Figure collection entries

····················

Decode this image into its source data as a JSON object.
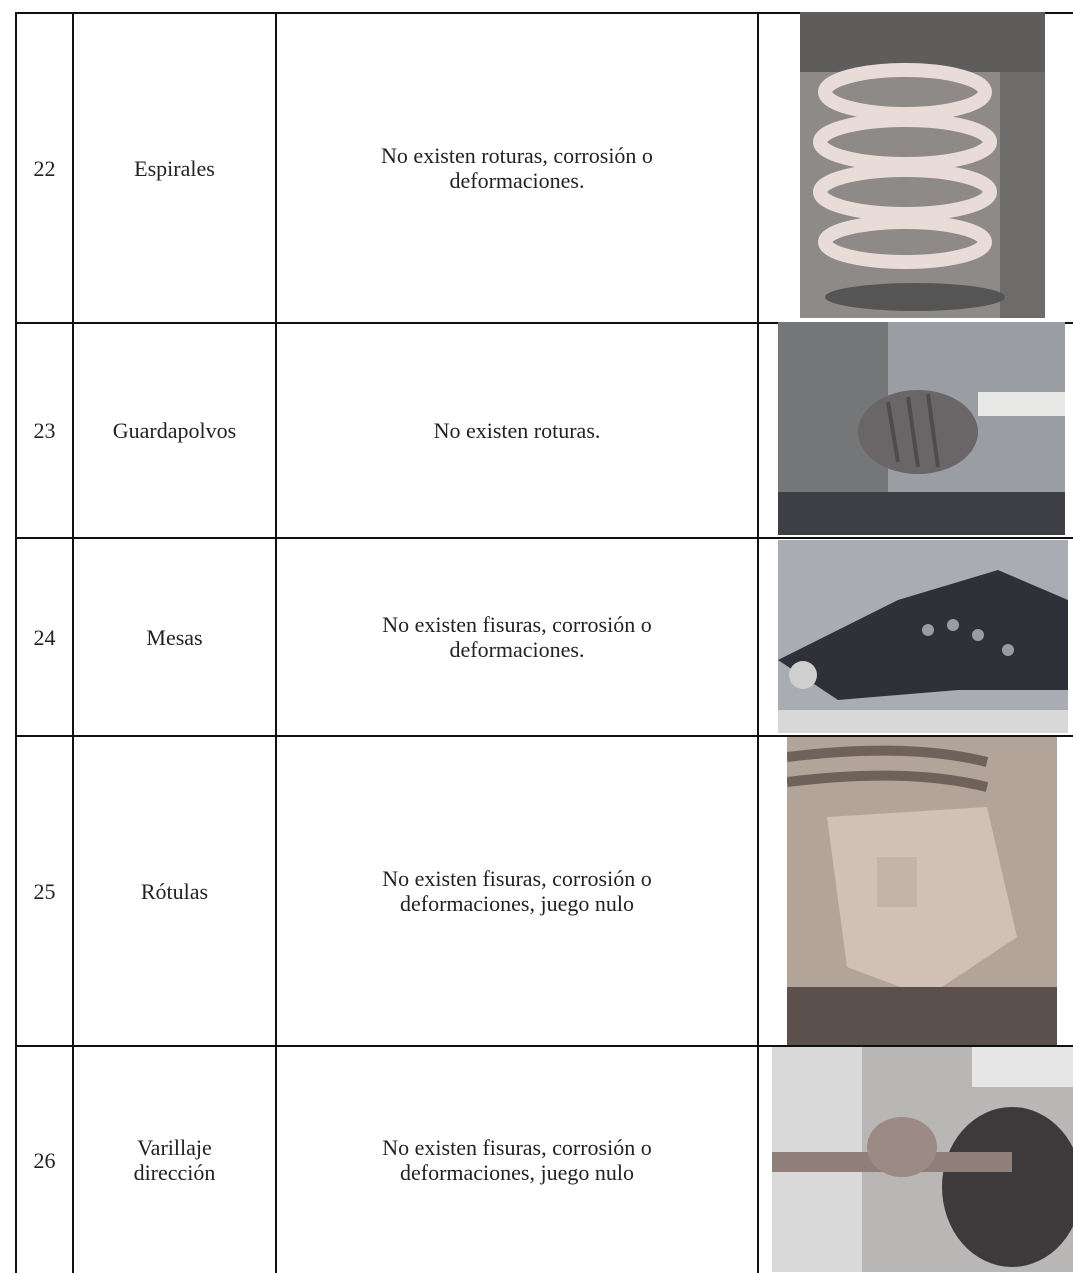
{
  "table": {
    "rows": [
      {
        "number": 22,
        "component": "Espirales",
        "description": "No existen roturas, corrosión o deformaciones."
      },
      {
        "number": 23,
        "component": "Guardapolvos",
        "description": "No existen roturas."
      },
      {
        "number": 24,
        "component": "Mesas",
        "description": "No existen fisuras, corrosión o deformaciones."
      },
      {
        "number": 25,
        "component": "Rótulas",
        "description": "No existen fisuras, corrosión o deformaciones, juego nulo"
      },
      {
        "number": 26,
        "component": "Varillaje dirección",
        "description": "No existen fisuras, corrosión o deformaciones, juego nulo"
      }
    ]
  }
}
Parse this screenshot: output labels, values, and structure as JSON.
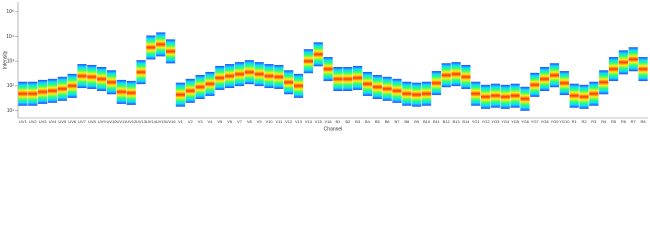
{
  "chart_data": {
    "type": "density-strip",
    "y_label": "Intensity",
    "x_label": "Channel",
    "log_scale": true,
    "colormap": [
      "#1f3cff",
      "#00d8ff",
      "#20ff70",
      "#ffee00",
      "#ff2a00"
    ],
    "categories": [
      "UV1",
      "UV2",
      "UV3",
      "UV4",
      "UV5",
      "UV6",
      "UV7",
      "UV8",
      "UV9",
      "UV10",
      "UV11",
      "UV12",
      "UV13",
      "UV14",
      "UV15",
      "UV16",
      "V1",
      "V2",
      "V3",
      "V4",
      "V5",
      "V6",
      "V7",
      "V8",
      "V9",
      "V10",
      "V11",
      "V12",
      "V13",
      "V14",
      "V15",
      "V16",
      "B1",
      "B2",
      "B3",
      "B4",
      "B5",
      "B6",
      "B7",
      "B8",
      "B9",
      "B10",
      "B11",
      "B12",
      "B13",
      "B14",
      "YG1",
      "YG2",
      "YG3",
      "YG4",
      "YG5",
      "YG6",
      "YG7",
      "YG8",
      "YG9",
      "YG10",
      "R1",
      "R2",
      "R3",
      "R4",
      "R5",
      "R6",
      "R7",
      "R8"
    ],
    "values": [
      48,
      48,
      57,
      63,
      76,
      100,
      250,
      230,
      190,
      140,
      57,
      52,
      360,
      3600,
      4800,
      2500,
      44,
      63,
      90,
      120,
      210,
      250,
      300,
      360,
      300,
      250,
      230,
      140,
      100,
      1000,
      1900,
      480,
      190,
      190,
      210,
      120,
      90,
      76,
      63,
      48,
      44,
      48,
      130,
      270,
      300,
      230,
      48,
      36,
      40,
      36,
      40,
      30,
      110,
      190,
      270,
      130,
      40,
      36,
      48,
      140,
      480,
      900,
      1200,
      480
    ],
    "ylim": [
      5,
      250000
    ],
    "yticks": [
      {
        "value": 10,
        "label": "10¹"
      },
      {
        "value": 100,
        "label": "10²"
      },
      {
        "value": 1000,
        "label": "10³"
      },
      {
        "value": 10000,
        "label": "10⁴"
      },
      {
        "value": 100000,
        "label": "10⁵"
      }
    ]
  }
}
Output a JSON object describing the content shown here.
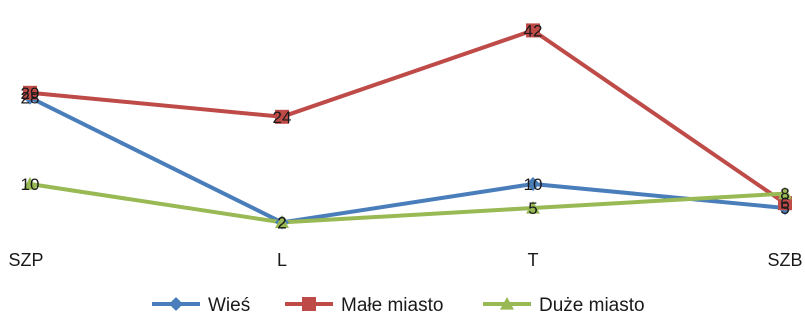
{
  "chart_data": {
    "type": "line",
    "categories": [
      "SZP",
      "L",
      "T",
      "SZB"
    ],
    "series": [
      {
        "name": "Wieś",
        "values": [
          28,
          2,
          10,
          5
        ],
        "color": "#4a7ebb",
        "marker": "diamond"
      },
      {
        "name": "Małe miasto",
        "values": [
          29,
          24,
          42,
          6
        ],
        "color": "#be4b48",
        "marker": "square"
      },
      {
        "name": "Duże miasto",
        "values": [
          10,
          2,
          5,
          8
        ],
        "color": "#98b954",
        "marker": "triangle"
      }
    ],
    "title": "",
    "xlabel": "",
    "ylabel": "",
    "ylim": [
      0,
      44
    ],
    "grid": false,
    "legend_position": "bottom"
  }
}
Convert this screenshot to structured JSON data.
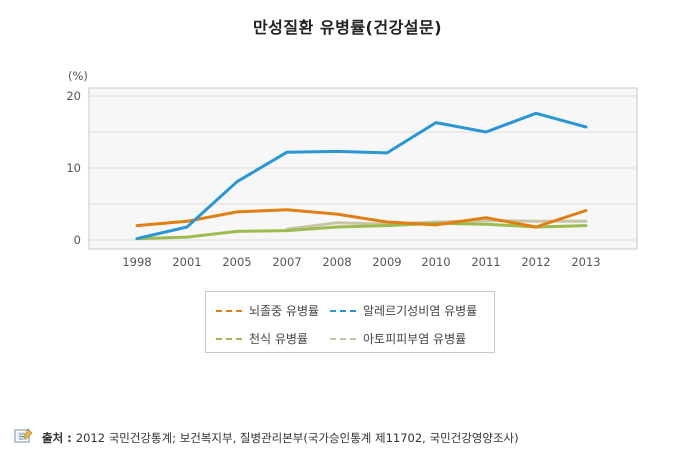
{
  "title": "만성질환 유병률(건강설문)",
  "source": {
    "label": "출처 :",
    "text": "2012 국민건강통계; 보건복지부, 질병관리본부(국가승인통계 제11702, 국민건강영양조사)"
  },
  "chart_data": {
    "type": "line",
    "title": "만성질환 유병률(건강설문)",
    "ylabel": "(%)",
    "ylim": [
      0,
      20
    ],
    "yticks": [
      0,
      10,
      20
    ],
    "grid": true,
    "legend_position": "bottom",
    "categories": [
      "1998",
      "2001",
      "2005",
      "2007",
      "2008",
      "2009",
      "2010",
      "2011",
      "2012",
      "2013"
    ],
    "series": [
      {
        "name": "뇌졸중 유병률",
        "color": "#e07f12",
        "values": [
          2.0,
          2.6,
          3.9,
          4.2,
          3.6,
          2.5,
          2.1,
          3.1,
          1.8,
          4.1
        ]
      },
      {
        "name": "알레르기성비염 유병률",
        "color": "#2a96d4",
        "values": [
          0.2,
          1.8,
          8.1,
          12.2,
          12.3,
          12.1,
          16.3,
          15.0,
          17.6,
          15.7
        ]
      },
      {
        "name": "천식 유병률",
        "color": "#9dbb4f",
        "values": [
          0.2,
          0.4,
          1.2,
          1.3,
          1.8,
          2.0,
          2.3,
          2.2,
          1.8,
          2.0
        ]
      },
      {
        "name": "아토피피부염 유병률",
        "color": "#c8c4a6",
        "values": [
          null,
          null,
          null,
          1.5,
          2.4,
          2.2,
          2.5,
          2.7,
          2.6,
          2.6
        ]
      }
    ]
  }
}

····················

# [SET EXERCISE]
Pick out the lines that include the word "bottom" and write them out.

# [SOLUTION TO THE PROBLEM]
    "legend_position": "bottom"
    "legend_position": "bottom",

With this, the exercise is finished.